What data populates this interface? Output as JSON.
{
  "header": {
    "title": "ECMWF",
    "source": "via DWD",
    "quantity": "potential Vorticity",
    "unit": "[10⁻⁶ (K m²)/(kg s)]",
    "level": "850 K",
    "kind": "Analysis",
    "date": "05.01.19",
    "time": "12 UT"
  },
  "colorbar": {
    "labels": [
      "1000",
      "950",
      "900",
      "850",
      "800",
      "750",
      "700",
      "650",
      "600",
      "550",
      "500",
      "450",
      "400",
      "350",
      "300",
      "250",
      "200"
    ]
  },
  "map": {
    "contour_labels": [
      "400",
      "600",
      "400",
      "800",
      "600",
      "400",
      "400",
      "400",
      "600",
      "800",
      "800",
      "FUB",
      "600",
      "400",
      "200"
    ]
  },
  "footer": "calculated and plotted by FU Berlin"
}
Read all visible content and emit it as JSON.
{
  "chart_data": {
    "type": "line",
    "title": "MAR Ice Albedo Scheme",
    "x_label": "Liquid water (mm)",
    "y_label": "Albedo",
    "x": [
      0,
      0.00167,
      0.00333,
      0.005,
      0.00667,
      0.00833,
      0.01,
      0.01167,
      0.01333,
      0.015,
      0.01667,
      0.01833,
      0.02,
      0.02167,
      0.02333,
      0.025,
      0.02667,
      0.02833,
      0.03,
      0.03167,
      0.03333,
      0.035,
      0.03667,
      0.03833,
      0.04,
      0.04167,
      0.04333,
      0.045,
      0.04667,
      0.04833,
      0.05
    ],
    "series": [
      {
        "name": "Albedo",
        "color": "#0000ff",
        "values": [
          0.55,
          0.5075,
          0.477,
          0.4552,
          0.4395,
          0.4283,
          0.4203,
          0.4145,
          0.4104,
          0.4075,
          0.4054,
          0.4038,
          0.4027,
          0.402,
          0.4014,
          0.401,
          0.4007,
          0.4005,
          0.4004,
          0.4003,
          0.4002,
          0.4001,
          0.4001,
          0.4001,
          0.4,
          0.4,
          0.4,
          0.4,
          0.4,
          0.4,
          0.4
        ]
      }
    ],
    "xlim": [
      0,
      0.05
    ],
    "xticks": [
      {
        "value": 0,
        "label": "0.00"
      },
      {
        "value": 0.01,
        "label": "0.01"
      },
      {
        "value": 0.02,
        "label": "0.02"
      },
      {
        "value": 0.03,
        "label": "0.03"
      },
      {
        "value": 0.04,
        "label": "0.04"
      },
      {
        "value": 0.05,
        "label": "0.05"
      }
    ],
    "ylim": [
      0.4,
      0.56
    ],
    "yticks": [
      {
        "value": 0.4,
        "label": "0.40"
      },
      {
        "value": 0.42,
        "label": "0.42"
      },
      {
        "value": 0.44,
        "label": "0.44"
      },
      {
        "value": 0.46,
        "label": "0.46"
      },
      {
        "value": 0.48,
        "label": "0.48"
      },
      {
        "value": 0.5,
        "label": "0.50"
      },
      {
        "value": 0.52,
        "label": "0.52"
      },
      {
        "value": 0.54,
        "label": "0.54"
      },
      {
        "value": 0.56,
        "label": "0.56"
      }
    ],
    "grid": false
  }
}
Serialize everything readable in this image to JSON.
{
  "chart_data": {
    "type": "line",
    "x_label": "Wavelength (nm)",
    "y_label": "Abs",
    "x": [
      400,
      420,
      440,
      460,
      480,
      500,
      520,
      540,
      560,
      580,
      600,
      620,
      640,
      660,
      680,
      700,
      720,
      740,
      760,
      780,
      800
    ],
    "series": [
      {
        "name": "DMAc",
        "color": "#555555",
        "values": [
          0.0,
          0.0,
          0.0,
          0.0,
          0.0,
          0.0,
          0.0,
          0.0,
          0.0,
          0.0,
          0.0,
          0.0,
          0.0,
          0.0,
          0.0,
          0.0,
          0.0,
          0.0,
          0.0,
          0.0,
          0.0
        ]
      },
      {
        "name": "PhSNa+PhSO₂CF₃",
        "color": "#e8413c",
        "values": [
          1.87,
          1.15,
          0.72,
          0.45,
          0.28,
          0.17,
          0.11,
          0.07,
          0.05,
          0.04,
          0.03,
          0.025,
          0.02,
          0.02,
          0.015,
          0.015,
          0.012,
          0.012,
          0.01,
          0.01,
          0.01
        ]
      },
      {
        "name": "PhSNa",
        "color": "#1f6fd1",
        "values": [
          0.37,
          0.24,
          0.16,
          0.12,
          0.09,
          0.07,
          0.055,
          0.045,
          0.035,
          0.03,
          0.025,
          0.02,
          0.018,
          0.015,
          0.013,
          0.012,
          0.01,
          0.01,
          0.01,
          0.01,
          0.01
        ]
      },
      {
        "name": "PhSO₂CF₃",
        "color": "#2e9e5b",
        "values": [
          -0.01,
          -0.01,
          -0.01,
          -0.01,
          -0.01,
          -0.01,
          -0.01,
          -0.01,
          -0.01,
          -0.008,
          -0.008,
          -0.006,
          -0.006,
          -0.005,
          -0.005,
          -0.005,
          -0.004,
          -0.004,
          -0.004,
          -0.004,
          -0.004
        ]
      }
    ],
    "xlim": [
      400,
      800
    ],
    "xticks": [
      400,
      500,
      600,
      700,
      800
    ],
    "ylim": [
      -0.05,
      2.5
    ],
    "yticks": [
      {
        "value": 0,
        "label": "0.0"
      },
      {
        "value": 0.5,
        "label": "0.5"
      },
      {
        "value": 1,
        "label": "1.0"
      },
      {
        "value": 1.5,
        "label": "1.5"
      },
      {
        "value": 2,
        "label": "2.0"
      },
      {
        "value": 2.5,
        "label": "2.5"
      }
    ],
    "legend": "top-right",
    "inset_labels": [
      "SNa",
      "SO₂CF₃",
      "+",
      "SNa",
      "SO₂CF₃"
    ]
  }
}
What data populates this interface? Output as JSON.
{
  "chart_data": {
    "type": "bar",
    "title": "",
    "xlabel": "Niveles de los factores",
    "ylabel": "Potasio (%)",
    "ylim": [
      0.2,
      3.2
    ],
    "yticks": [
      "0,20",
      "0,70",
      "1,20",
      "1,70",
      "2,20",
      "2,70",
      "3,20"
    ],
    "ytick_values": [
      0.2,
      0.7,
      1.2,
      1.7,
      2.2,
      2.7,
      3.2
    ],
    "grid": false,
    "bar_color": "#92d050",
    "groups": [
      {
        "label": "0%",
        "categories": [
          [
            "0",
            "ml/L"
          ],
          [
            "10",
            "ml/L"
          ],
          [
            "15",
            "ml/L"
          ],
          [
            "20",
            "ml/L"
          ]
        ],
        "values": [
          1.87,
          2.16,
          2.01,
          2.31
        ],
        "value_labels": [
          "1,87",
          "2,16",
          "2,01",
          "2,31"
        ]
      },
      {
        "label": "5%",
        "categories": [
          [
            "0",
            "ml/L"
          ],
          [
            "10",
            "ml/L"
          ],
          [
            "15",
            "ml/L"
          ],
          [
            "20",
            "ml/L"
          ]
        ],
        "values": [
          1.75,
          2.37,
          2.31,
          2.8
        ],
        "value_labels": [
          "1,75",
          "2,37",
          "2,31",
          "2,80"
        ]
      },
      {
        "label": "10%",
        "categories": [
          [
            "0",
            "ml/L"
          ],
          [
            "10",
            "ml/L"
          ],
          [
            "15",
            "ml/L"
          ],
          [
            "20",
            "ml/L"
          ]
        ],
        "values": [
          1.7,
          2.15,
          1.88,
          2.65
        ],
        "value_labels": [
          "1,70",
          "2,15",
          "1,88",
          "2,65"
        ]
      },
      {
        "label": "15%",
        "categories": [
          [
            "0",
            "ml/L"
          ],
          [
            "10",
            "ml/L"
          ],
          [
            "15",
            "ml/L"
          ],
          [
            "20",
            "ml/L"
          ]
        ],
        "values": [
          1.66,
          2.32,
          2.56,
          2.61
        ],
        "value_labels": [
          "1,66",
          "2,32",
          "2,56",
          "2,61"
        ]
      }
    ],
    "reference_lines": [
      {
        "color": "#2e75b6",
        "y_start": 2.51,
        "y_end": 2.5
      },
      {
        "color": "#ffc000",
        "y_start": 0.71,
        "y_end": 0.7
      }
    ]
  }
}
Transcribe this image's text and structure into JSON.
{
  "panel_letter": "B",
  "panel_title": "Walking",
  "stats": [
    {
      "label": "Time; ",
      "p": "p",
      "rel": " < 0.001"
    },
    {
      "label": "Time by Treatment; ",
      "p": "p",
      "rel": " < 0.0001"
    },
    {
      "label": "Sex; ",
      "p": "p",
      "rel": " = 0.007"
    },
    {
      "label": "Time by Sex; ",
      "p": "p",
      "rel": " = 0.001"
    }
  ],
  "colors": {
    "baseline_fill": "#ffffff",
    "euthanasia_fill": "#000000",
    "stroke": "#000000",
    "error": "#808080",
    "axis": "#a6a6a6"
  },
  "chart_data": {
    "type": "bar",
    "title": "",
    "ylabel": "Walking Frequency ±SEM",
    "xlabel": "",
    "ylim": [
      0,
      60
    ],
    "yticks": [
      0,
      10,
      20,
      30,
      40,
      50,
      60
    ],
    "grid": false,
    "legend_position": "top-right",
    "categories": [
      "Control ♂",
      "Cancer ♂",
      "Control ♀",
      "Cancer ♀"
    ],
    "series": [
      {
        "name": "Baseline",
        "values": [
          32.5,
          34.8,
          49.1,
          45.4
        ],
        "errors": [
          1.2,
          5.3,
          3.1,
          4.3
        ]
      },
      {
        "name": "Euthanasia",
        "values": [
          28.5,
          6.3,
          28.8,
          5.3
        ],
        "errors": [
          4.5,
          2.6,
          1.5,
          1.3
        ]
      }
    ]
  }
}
::::
Problem requirements:
The line containing "Transcribe this image's" and every line after it, through the end of the records, should be repeated exactly and alone.

Written response:
Transcribe this image's text and structure into JSON.
{
  "panel_letter": "B",
  "panel_title": "Walking",
  "stats": [
    {
      "label": "Time; ",
      "p": "p",
      "rel": " < 0.001"
    },
    {
      "label": "Time by Treatment; ",
      "p": "p",
      "rel": " < 0.0001"
    },
    {
      "label": "Sex; ",
      "p": "p",
      "rel": " = 0.007"
    },
    {
      "label": "Time by Sex; ",
      "p": "p",
      "rel": " = 0.001"
    }
  ],
  "colors": {
    "baseline_fill": "#ffffff",
    "euthanasia_fill": "#000000",
    "stroke": "#000000",
    "error": "#808080",
    "axis": "#a6a6a6"
  },
  "chart_data": {
    "type": "bar",
    "title": "",
    "ylabel": "Walking Frequency ±SEM",
    "xlabel": "",
    "ylim": [
      0,
      60
    ],
    "yticks": [
      0,
      10,
      20,
      30,
      40,
      50,
      60
    ],
    "grid": false,
    "legend_position": "top-right",
    "categories": [
      "Control ♂",
      "Cancer ♂",
      "Control ♀",
      "Cancer ♀"
    ],
    "series": [
      {
        "name": "Baseline",
        "values": [
          32.5,
          34.8,
          49.1,
          45.4
        ],
        "errors": [
          1.2,
          5.3,
          3.1,
          4.3
        ]
      },
      {
        "name": "Euthanasia",
        "values": [
          28.5,
          6.3,
          28.8,
          5.3
        ],
        "errors": [
          4.5,
          2.6,
          1.5,
          1.3
        ]
      }
    ]
  }
}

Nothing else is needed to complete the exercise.